## Exercise description
Please write the listing below out again exactly, leaving every picture behind.
+ + + + + + +
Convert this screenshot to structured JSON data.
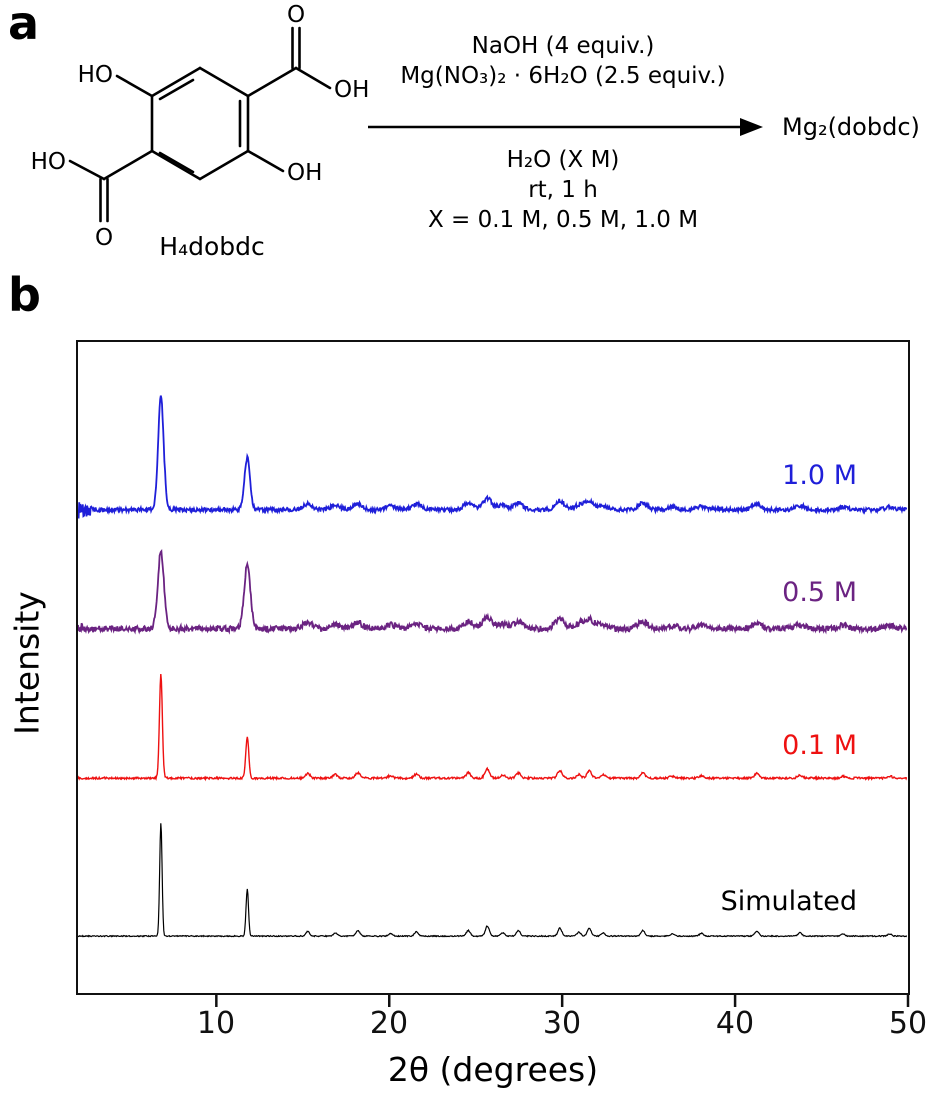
{
  "figure": {
    "panel_a_label": "a",
    "panel_b_label": "b"
  },
  "scheme": {
    "molecule_caption": "H₄dobdc",
    "atom_labels": {
      "ho_top": "HO",
      "o_top": "O",
      "oh_top": "OH",
      "ho_left": "HO",
      "o_bottom": "O",
      "oh_bottom": "OH"
    },
    "conditions_above": [
      "NaOH (4 equiv.)",
      "Mg(NO₃)₂ · 6H₂O (2.5 equiv.)"
    ],
    "conditions_below": [
      "H₂O (X M)",
      "rt, 1 h",
      "X = 0.1 M, 0.5 M, 1.0 M"
    ],
    "product": "Mg₂(dobdc)"
  },
  "chart_data": {
    "type": "line",
    "title": "",
    "xlabel": "2θ (degrees)",
    "ylabel": "Intensity",
    "xlim": [
      2,
      50
    ],
    "x_ticks": [
      10,
      20,
      30,
      40,
      50
    ],
    "grid": false,
    "legend_position": "inline-right",
    "series": [
      {
        "name": "1.0 M",
        "color": "#1f1fd9",
        "stroke_width": 1.8,
        "baseline_frac": 0.258,
        "height_frac": 0.174,
        "peak_sigma_deg": 0.16,
        "noise_frac": 0.003,
        "start_noise_frac": 0.012,
        "label_top_frac": 0.183,
        "peaks": [
          [
            6.8,
            1.0
          ],
          [
            11.8,
            0.46
          ],
          [
            15.3,
            0.05
          ],
          [
            16.9,
            0.04
          ],
          [
            18.2,
            0.05
          ],
          [
            20.1,
            0.03
          ],
          [
            21.6,
            0.05
          ],
          [
            24.6,
            0.06
          ],
          [
            25.7,
            0.1
          ],
          [
            26.6,
            0.04
          ],
          [
            27.5,
            0.06
          ],
          [
            29.9,
            0.08
          ],
          [
            31.0,
            0.04
          ],
          [
            31.6,
            0.08
          ],
          [
            32.4,
            0.035
          ],
          [
            34.7,
            0.06
          ],
          [
            36.4,
            0.025
          ],
          [
            38.1,
            0.03
          ],
          [
            41.3,
            0.05
          ],
          [
            43.8,
            0.035
          ],
          [
            46.3,
            0.025
          ],
          [
            49.0,
            0.025
          ]
        ]
      },
      {
        "name": "0.5 M",
        "color": "#6b2382",
        "stroke_width": 1.8,
        "baseline_frac": 0.441,
        "height_frac": 0.118,
        "peak_sigma_deg": 0.18,
        "noise_frac": 0.0045,
        "start_noise_frac": 0.005,
        "label_top_frac": 0.363,
        "peaks": [
          [
            6.8,
            1.0
          ],
          [
            11.8,
            0.82
          ],
          [
            15.3,
            0.08
          ],
          [
            16.9,
            0.06
          ],
          [
            18.2,
            0.08
          ],
          [
            20.1,
            0.05
          ],
          [
            21.6,
            0.07
          ],
          [
            24.6,
            0.09
          ],
          [
            25.7,
            0.14
          ],
          [
            26.6,
            0.06
          ],
          [
            27.5,
            0.08
          ],
          [
            29.9,
            0.12
          ],
          [
            31.0,
            0.06
          ],
          [
            31.6,
            0.12
          ],
          [
            32.4,
            0.05
          ],
          [
            34.7,
            0.09
          ],
          [
            36.4,
            0.04
          ],
          [
            38.1,
            0.045
          ],
          [
            41.3,
            0.07
          ],
          [
            43.8,
            0.05
          ],
          [
            46.3,
            0.04
          ],
          [
            49.0,
            0.035
          ]
        ]
      },
      {
        "name": "0.1 M",
        "color": "#ee1111",
        "stroke_width": 1.4,
        "baseline_frac": 0.671,
        "height_frac": 0.16,
        "peak_sigma_deg": 0.085,
        "noise_frac": 0.0015,
        "start_noise_frac": 0,
        "label_top_frac": 0.598,
        "peaks": [
          [
            6.8,
            1.0
          ],
          [
            11.8,
            0.4
          ],
          [
            15.3,
            0.045
          ],
          [
            16.9,
            0.035
          ],
          [
            18.2,
            0.05
          ],
          [
            20.1,
            0.025
          ],
          [
            21.6,
            0.04
          ],
          [
            24.6,
            0.05
          ],
          [
            25.7,
            0.09
          ],
          [
            26.6,
            0.03
          ],
          [
            27.5,
            0.05
          ],
          [
            29.9,
            0.07
          ],
          [
            31.0,
            0.035
          ],
          [
            31.6,
            0.07
          ],
          [
            32.4,
            0.03
          ],
          [
            34.7,
            0.05
          ],
          [
            36.4,
            0.02
          ],
          [
            38.1,
            0.025
          ],
          [
            41.3,
            0.045
          ],
          [
            43.8,
            0.03
          ],
          [
            46.3,
            0.02
          ],
          [
            49.0,
            0.02
          ]
        ]
      },
      {
        "name": "Simulated",
        "color": "#000000",
        "stroke_width": 1.2,
        "baseline_frac": 0.914,
        "height_frac": 0.174,
        "peak_sigma_deg": 0.07,
        "noise_frac": 0.0008,
        "start_noise_frac": 0,
        "label_top_frac": 0.837,
        "peaks": [
          [
            6.8,
            1.0
          ],
          [
            11.8,
            0.42
          ],
          [
            15.3,
            0.04
          ],
          [
            16.9,
            0.03
          ],
          [
            18.2,
            0.05
          ],
          [
            20.1,
            0.025
          ],
          [
            21.6,
            0.04
          ],
          [
            24.6,
            0.05
          ],
          [
            25.7,
            0.09
          ],
          [
            26.6,
            0.03
          ],
          [
            27.5,
            0.05
          ],
          [
            29.9,
            0.07
          ],
          [
            31.0,
            0.035
          ],
          [
            31.6,
            0.07
          ],
          [
            32.4,
            0.03
          ],
          [
            34.7,
            0.05
          ],
          [
            36.4,
            0.02
          ],
          [
            38.1,
            0.025
          ],
          [
            41.3,
            0.045
          ],
          [
            43.8,
            0.03
          ],
          [
            46.3,
            0.02
          ],
          [
            49.0,
            0.02
          ]
        ]
      }
    ]
  }
}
+ + + + + + +
## Answer to the task
Convert this screenshot to structured JSON data.
{
  "figure": {
    "panel_a_label": "a",
    "panel_b_label": "b"
  },
  "scheme": {
    "molecule_caption": "H₄dobdc",
    "atom_labels": {
      "ho_top": "HO",
      "o_top": "O",
      "oh_top": "OH",
      "ho_left": "HO",
      "o_bottom": "O",
      "oh_bottom": "OH"
    },
    "conditions_above": [
      "NaOH (4 equiv.)",
      "Mg(NO₃)₂ · 6H₂O (2.5 equiv.)"
    ],
    "conditions_below": [
      "H₂O (X M)",
      "rt, 1 h",
      "X = 0.1 M, 0.5 M, 1.0 M"
    ],
    "product": "Mg₂(dobdc)"
  },
  "chart_data": {
    "type": "line",
    "title": "",
    "xlabel": "2θ (degrees)",
    "ylabel": "Intensity",
    "xlim": [
      2,
      50
    ],
    "x_ticks": [
      10,
      20,
      30,
      40,
      50
    ],
    "grid": false,
    "legend_position": "inline-right",
    "series": [
      {
        "name": "1.0 M",
        "color": "#1f1fd9",
        "stroke_width": 1.8,
        "baseline_frac": 0.258,
        "height_frac": 0.174,
        "peak_sigma_deg": 0.16,
        "noise_frac": 0.003,
        "start_noise_frac": 0.012,
        "label_top_frac": 0.183,
        "peaks": [
          [
            6.8,
            1.0
          ],
          [
            11.8,
            0.46
          ],
          [
            15.3,
            0.05
          ],
          [
            16.9,
            0.04
          ],
          [
            18.2,
            0.05
          ],
          [
            20.1,
            0.03
          ],
          [
            21.6,
            0.05
          ],
          [
            24.6,
            0.06
          ],
          [
            25.7,
            0.1
          ],
          [
            26.6,
            0.04
          ],
          [
            27.5,
            0.06
          ],
          [
            29.9,
            0.08
          ],
          [
            31.0,
            0.04
          ],
          [
            31.6,
            0.08
          ],
          [
            32.4,
            0.035
          ],
          [
            34.7,
            0.06
          ],
          [
            36.4,
            0.025
          ],
          [
            38.1,
            0.03
          ],
          [
            41.3,
            0.05
          ],
          [
            43.8,
            0.035
          ],
          [
            46.3,
            0.025
          ],
          [
            49.0,
            0.025
          ]
        ]
      },
      {
        "name": "0.5 M",
        "color": "#6b2382",
        "stroke_width": 1.8,
        "baseline_frac": 0.441,
        "height_frac": 0.118,
        "peak_sigma_deg": 0.18,
        "noise_frac": 0.0045,
        "start_noise_frac": 0.005,
        "label_top_frac": 0.363,
        "peaks": [
          [
            6.8,
            1.0
          ],
          [
            11.8,
            0.82
          ],
          [
            15.3,
            0.08
          ],
          [
            16.9,
            0.06
          ],
          [
            18.2,
            0.08
          ],
          [
            20.1,
            0.05
          ],
          [
            21.6,
            0.07
          ],
          [
            24.6,
            0.09
          ],
          [
            25.7,
            0.14
          ],
          [
            26.6,
            0.06
          ],
          [
            27.5,
            0.08
          ],
          [
            29.9,
            0.12
          ],
          [
            31.0,
            0.06
          ],
          [
            31.6,
            0.12
          ],
          [
            32.4,
            0.05
          ],
          [
            34.7,
            0.09
          ],
          [
            36.4,
            0.04
          ],
          [
            38.1,
            0.045
          ],
          [
            41.3,
            0.07
          ],
          [
            43.8,
            0.05
          ],
          [
            46.3,
            0.04
          ],
          [
            49.0,
            0.035
          ]
        ]
      },
      {
        "name": "0.1 M",
        "color": "#ee1111",
        "stroke_width": 1.4,
        "baseline_frac": 0.671,
        "height_frac": 0.16,
        "peak_sigma_deg": 0.085,
        "noise_frac": 0.0015,
        "start_noise_frac": 0,
        "label_top_frac": 0.598,
        "peaks": [
          [
            6.8,
            1.0
          ],
          [
            11.8,
            0.4
          ],
          [
            15.3,
            0.045
          ],
          [
            16.9,
            0.035
          ],
          [
            18.2,
            0.05
          ],
          [
            20.1,
            0.025
          ],
          [
            21.6,
            0.04
          ],
          [
            24.6,
            0.05
          ],
          [
            25.7,
            0.09
          ],
          [
            26.6,
            0.03
          ],
          [
            27.5,
            0.05
          ],
          [
            29.9,
            0.07
          ],
          [
            31.0,
            0.035
          ],
          [
            31.6,
            0.07
          ],
          [
            32.4,
            0.03
          ],
          [
            34.7,
            0.05
          ],
          [
            36.4,
            0.02
          ],
          [
            38.1,
            0.025
          ],
          [
            41.3,
            0.045
          ],
          [
            43.8,
            0.03
          ],
          [
            46.3,
            0.02
          ],
          [
            49.0,
            0.02
          ]
        ]
      },
      {
        "name": "Simulated",
        "color": "#000000",
        "stroke_width": 1.2,
        "baseline_frac": 0.914,
        "height_frac": 0.174,
        "peak_sigma_deg": 0.07,
        "noise_frac": 0.0008,
        "start_noise_frac": 0,
        "label_top_frac": 0.837,
        "peaks": [
          [
            6.8,
            1.0
          ],
          [
            11.8,
            0.42
          ],
          [
            15.3,
            0.04
          ],
          [
            16.9,
            0.03
          ],
          [
            18.2,
            0.05
          ],
          [
            20.1,
            0.025
          ],
          [
            21.6,
            0.04
          ],
          [
            24.6,
            0.05
          ],
          [
            25.7,
            0.09
          ],
          [
            26.6,
            0.03
          ],
          [
            27.5,
            0.05
          ],
          [
            29.9,
            0.07
          ],
          [
            31.0,
            0.035
          ],
          [
            31.6,
            0.07
          ],
          [
            32.4,
            0.03
          ],
          [
            34.7,
            0.05
          ],
          [
            36.4,
            0.02
          ],
          [
            38.1,
            0.025
          ],
          [
            41.3,
            0.045
          ],
          [
            43.8,
            0.03
          ],
          [
            46.3,
            0.02
          ],
          [
            49.0,
            0.02
          ]
        ]
      }
    ]
  }
}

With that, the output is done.